▸ Directions: Render as a numbered list every line of the records from the one containing "weekday: sab xyxy=(515,335,555,352)" down to the one containing "day-number: 13 xyxy=(8,385,34,411)", both included, and leave out any blank lines.

▸ Element location data:

■ ■ ■ ■ ■

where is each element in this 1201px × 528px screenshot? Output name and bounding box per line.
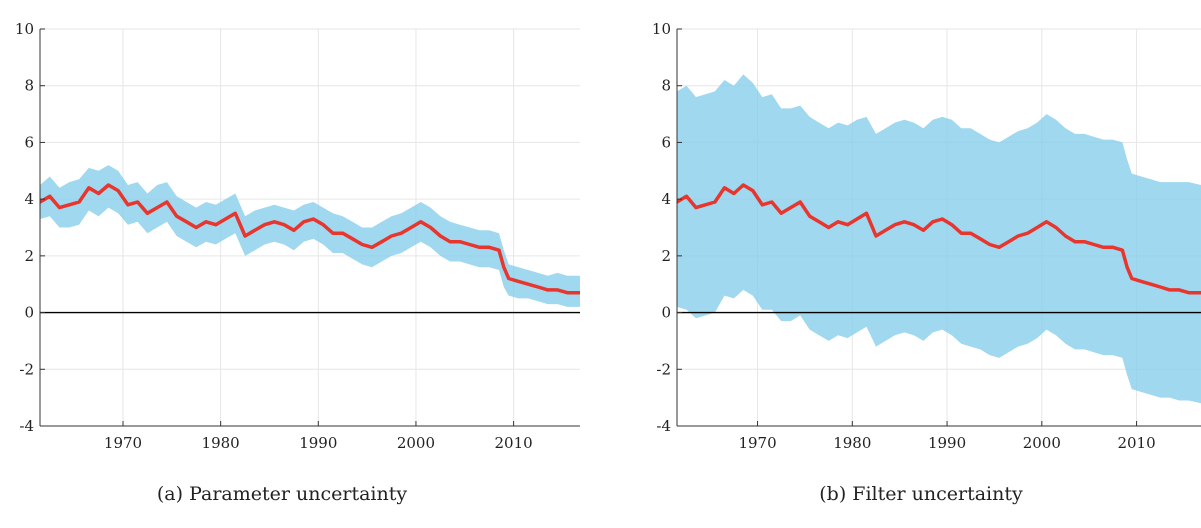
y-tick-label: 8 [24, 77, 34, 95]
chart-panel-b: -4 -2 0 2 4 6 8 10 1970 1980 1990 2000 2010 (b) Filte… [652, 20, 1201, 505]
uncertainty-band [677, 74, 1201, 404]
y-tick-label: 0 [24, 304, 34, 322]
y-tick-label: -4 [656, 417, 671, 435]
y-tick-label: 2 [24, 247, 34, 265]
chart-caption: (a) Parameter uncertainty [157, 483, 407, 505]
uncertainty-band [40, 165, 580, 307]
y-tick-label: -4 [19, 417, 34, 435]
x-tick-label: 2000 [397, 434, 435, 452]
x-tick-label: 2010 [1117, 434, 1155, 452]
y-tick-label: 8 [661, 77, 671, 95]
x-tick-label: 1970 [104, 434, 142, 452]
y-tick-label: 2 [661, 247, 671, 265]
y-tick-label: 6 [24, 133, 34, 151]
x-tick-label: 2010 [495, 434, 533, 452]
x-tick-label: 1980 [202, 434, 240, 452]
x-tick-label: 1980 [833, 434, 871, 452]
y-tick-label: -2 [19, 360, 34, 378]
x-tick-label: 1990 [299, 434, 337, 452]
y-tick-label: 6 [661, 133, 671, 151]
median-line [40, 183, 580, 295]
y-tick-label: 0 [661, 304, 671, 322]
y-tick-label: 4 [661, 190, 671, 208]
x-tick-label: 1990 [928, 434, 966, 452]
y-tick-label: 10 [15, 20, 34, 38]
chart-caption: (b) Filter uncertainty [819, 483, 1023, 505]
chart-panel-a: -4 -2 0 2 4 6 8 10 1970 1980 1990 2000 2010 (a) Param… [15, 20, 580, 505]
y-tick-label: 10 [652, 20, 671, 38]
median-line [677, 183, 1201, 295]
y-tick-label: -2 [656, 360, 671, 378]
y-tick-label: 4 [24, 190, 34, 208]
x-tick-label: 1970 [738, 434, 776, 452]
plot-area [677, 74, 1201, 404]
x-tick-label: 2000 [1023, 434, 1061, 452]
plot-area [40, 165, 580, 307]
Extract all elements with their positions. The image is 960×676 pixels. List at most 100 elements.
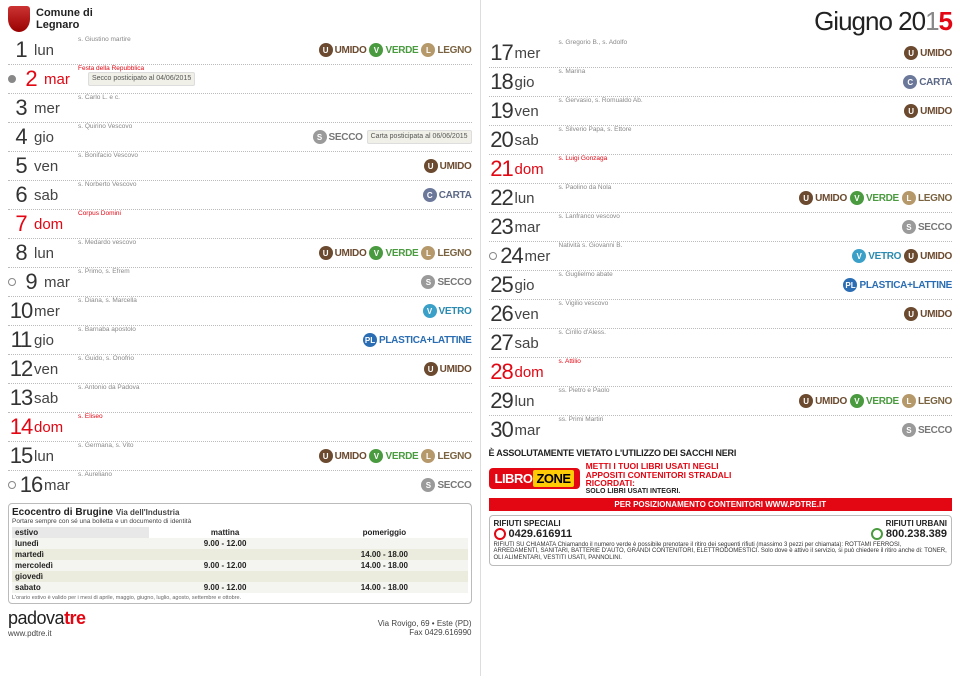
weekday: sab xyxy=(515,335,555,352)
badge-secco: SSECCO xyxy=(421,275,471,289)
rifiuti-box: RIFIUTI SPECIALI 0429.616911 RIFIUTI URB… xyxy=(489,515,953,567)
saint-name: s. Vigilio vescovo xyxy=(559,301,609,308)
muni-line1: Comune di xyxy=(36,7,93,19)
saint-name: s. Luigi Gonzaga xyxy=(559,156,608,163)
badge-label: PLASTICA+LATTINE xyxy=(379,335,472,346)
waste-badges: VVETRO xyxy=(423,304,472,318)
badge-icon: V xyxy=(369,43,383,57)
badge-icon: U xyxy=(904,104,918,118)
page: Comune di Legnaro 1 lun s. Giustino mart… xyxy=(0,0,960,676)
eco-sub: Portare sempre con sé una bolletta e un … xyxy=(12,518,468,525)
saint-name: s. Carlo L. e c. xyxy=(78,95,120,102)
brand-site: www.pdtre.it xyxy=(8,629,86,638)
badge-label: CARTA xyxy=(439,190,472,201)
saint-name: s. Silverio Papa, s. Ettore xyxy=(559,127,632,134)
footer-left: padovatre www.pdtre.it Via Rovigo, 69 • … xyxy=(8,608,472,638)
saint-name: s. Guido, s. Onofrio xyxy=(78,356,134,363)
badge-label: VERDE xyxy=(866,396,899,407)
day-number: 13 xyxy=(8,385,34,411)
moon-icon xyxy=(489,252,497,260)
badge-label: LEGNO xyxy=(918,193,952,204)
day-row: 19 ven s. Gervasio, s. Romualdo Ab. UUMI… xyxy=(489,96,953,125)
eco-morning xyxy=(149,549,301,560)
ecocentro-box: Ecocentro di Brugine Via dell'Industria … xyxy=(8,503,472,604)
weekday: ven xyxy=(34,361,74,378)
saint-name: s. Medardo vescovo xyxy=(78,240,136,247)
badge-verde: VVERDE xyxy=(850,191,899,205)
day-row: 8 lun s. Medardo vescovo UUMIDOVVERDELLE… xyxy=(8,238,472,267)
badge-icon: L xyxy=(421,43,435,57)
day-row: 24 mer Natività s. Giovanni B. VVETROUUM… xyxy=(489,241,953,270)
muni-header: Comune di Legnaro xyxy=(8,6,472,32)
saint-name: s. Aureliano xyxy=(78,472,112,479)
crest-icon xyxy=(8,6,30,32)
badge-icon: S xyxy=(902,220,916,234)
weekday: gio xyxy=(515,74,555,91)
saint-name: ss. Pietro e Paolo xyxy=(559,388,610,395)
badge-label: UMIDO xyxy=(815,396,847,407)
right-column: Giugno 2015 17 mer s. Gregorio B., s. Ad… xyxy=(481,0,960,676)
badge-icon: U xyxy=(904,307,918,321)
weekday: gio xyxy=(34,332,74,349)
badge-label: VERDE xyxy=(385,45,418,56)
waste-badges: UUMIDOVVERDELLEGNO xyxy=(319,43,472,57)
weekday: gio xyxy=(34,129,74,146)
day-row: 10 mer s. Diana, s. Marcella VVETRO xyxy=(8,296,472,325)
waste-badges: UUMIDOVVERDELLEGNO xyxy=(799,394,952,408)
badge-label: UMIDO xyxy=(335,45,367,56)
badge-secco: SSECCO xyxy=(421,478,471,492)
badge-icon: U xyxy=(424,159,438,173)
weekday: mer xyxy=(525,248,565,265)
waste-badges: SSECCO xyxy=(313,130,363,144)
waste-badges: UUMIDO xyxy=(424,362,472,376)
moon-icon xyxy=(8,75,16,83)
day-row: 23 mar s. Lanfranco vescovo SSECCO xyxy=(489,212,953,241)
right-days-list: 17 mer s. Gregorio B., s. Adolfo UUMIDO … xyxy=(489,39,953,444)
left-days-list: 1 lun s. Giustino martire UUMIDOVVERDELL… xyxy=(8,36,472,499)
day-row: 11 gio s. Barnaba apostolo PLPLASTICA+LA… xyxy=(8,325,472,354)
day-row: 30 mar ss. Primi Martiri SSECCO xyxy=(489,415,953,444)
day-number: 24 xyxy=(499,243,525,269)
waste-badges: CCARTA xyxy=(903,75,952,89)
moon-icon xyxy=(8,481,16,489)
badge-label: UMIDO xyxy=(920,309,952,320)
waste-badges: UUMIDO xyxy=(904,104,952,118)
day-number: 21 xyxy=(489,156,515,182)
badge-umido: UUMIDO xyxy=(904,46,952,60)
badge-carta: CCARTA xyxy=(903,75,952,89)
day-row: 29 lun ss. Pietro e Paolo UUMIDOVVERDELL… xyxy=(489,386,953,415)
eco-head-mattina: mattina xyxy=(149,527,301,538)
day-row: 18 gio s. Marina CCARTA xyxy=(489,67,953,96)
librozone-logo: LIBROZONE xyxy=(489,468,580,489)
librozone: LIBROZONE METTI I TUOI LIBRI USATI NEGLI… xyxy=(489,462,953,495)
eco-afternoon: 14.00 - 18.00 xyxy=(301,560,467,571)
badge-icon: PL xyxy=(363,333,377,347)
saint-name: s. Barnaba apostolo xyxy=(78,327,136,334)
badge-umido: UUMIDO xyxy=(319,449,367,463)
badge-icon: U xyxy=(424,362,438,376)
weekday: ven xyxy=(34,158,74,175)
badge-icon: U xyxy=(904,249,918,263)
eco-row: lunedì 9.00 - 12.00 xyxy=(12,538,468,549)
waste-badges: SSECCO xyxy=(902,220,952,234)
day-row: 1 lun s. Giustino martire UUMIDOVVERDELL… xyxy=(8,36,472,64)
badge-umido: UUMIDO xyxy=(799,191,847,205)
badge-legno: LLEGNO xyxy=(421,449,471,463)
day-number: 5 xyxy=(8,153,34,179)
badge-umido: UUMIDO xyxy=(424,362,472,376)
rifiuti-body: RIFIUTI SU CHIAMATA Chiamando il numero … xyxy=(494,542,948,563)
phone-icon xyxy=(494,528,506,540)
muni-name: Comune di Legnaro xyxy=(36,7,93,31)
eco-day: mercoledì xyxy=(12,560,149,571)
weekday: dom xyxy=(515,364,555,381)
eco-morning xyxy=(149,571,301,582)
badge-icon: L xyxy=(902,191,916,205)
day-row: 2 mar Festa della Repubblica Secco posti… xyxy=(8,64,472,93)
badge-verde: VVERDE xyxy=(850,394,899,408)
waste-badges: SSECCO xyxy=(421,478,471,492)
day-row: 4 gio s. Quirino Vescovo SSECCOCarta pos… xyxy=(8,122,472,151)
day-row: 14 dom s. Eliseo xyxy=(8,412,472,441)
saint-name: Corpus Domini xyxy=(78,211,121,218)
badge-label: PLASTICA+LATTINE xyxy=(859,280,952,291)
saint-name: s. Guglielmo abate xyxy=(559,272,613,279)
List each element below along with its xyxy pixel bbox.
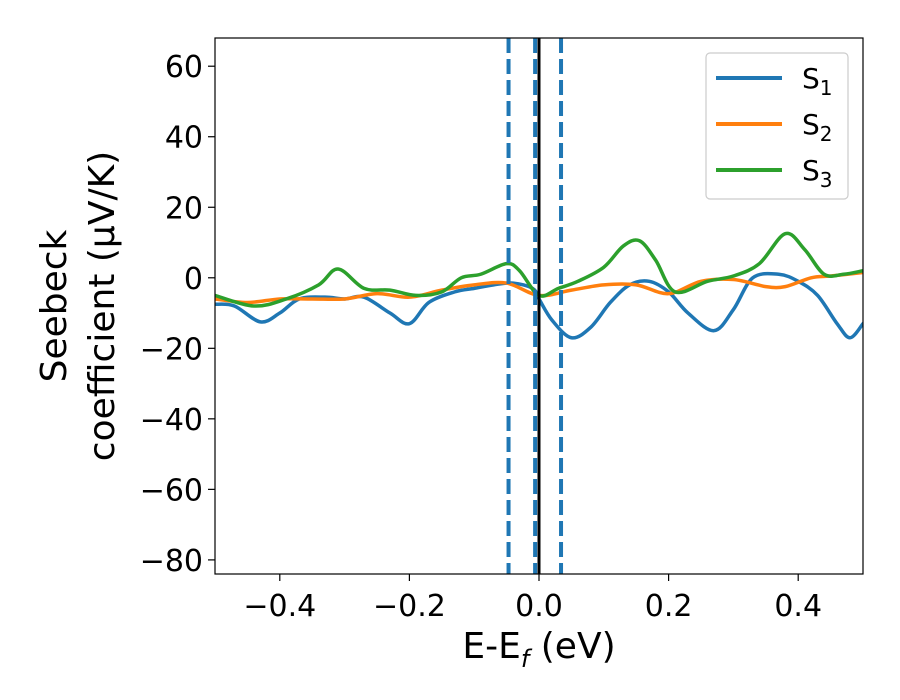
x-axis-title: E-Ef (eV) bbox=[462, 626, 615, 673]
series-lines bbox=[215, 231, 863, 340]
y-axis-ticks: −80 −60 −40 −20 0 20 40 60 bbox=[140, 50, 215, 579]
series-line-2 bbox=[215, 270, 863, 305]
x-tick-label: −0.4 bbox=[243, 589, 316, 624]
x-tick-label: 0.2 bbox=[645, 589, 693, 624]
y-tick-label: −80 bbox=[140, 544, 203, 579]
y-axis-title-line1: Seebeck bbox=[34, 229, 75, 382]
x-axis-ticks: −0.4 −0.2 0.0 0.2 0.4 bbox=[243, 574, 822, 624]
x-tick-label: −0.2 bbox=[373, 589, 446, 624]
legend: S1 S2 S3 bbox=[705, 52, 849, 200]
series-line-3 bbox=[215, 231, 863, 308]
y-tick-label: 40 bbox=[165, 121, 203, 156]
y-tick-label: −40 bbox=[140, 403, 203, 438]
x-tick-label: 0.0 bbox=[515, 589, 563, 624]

■ ■ ■ ■ ■

▸ Exercise solution:
1. weekday: sab xyxy=(515,335,555,352)
2. badge-secco: SSECCO xyxy=(421,275,471,289)
3. rifiuti-box: RIFIUTI SPECIALI 0429.616911 RIFIUTI URB… xyxy=(489,515,953,567)
4. saint-name: s. Vigilio vescovo xyxy=(559,301,609,308)
5. muni-line1: Comune di xyxy=(36,7,93,19)
6. saint-name: s. Luigi Gonzaga xyxy=(559,156,608,163)
7. badge-label: PLASTICA+LATTINE xyxy=(379,335,472,346)
8. waste-badges: VVETRO xyxy=(423,304,472,318)
9. badge-icon: V xyxy=(369,43,383,57)
10. badge-icon: U xyxy=(904,104,918,118)
11. page: Comune di Legnaro 1 lun s. Giustino mart… xyxy=(0,0,960,676)
12. eco-sub: Portare sempre con sé una bolletta e un … xyxy=(12,518,468,525)
13. saint-name: s. Carlo L. e c. xyxy=(78,95,120,102)
14. brand-site: www.pdtre.it xyxy=(8,629,86,638)
15. badge-label: CARTA xyxy=(439,190,472,201)
16. saint-name: s. Silverio Papa, s. Ettore xyxy=(559,127,632,134)
17. footer-left: padovatre www.pdtre.it Via Rovigo, 69 • … xyxy=(8,608,472,638)
18. saint-name: s. Guido, s. Onofrio xyxy=(78,356,134,363)
19. badge-label: VERDE xyxy=(866,396,899,407)
20. day-number: 13 xyxy=(8,385,34,411)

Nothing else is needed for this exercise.